▸ Task brief
Extract each line of the data below exactly as written.

===

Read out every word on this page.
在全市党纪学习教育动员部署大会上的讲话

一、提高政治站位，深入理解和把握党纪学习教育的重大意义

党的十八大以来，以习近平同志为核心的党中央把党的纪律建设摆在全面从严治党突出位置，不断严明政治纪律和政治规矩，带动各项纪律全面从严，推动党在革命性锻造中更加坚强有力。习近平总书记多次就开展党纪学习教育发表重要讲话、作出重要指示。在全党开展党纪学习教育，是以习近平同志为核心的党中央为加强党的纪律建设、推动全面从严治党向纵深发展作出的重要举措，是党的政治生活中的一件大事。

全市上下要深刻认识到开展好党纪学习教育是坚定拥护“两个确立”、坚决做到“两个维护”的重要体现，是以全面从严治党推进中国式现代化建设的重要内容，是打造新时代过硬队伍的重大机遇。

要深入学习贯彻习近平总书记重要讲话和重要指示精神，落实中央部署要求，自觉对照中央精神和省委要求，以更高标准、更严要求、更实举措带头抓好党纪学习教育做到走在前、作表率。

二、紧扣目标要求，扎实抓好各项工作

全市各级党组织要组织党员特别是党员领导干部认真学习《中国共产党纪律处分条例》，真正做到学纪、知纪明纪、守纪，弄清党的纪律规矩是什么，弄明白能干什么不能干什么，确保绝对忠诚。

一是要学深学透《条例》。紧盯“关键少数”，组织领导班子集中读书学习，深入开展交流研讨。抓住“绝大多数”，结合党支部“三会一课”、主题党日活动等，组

===

▸ The reply
Read out every word on this page.
在全市党纪学习教育动员部署大会上的讲话

一、提高政治站位，深入理解和把握党纪学习教育的重大意义

党的十八大以来，以习近平同志为核心的党中央把党的纪律建设摆在全面从严治党突出位置，不断严明政治纪律和政治规矩，带动各项纪律全面从严，推动党在革命性锻造中更加坚强有力。习近平总书记多次就开展党纪学习教育发表重要讲话、作出重要指示。在全党开展党纪学习教育，是以习近平同志为核心的党中央为加强党的纪律建设、推动全面从严治党向纵深发展作出的重要举措，是党的政治生活中的一件大事。

全市上下要深刻认识到开展好党纪学习教育是坚定拥护“两个确立”、坚决做到“两个维护”的重要体现，是以全面从严治党推进中国式现代化建设的重要内容，是打造新时代过硬队伍的重大机遇。

要深入学习贯彻习近平总书记重要讲话和重要指示精神，落实中央部署要求，自觉对照中央精神和省委要求，以更高标准、更严要求、更实举措带头抓好党纪学习教育做到走在前、作表率。

二、紧扣目标要求，扎实抓好各项工作

全市各级党组织要组织党员特别是党员领导干部认真学习《中国共产党纪律处分条例》，真正做到学纪、知纪明纪、守纪，弄清党的纪律规矩是什么，弄明白能干什么不能干什么，确保绝对忠诚。

一是要学深学透《条例》。紧盯“关键少数”，组织领导班子集中读书学习，深入开展交流研讨。抓住“绝大多数”，结合党支部“三会一课”、主题党日活动等，组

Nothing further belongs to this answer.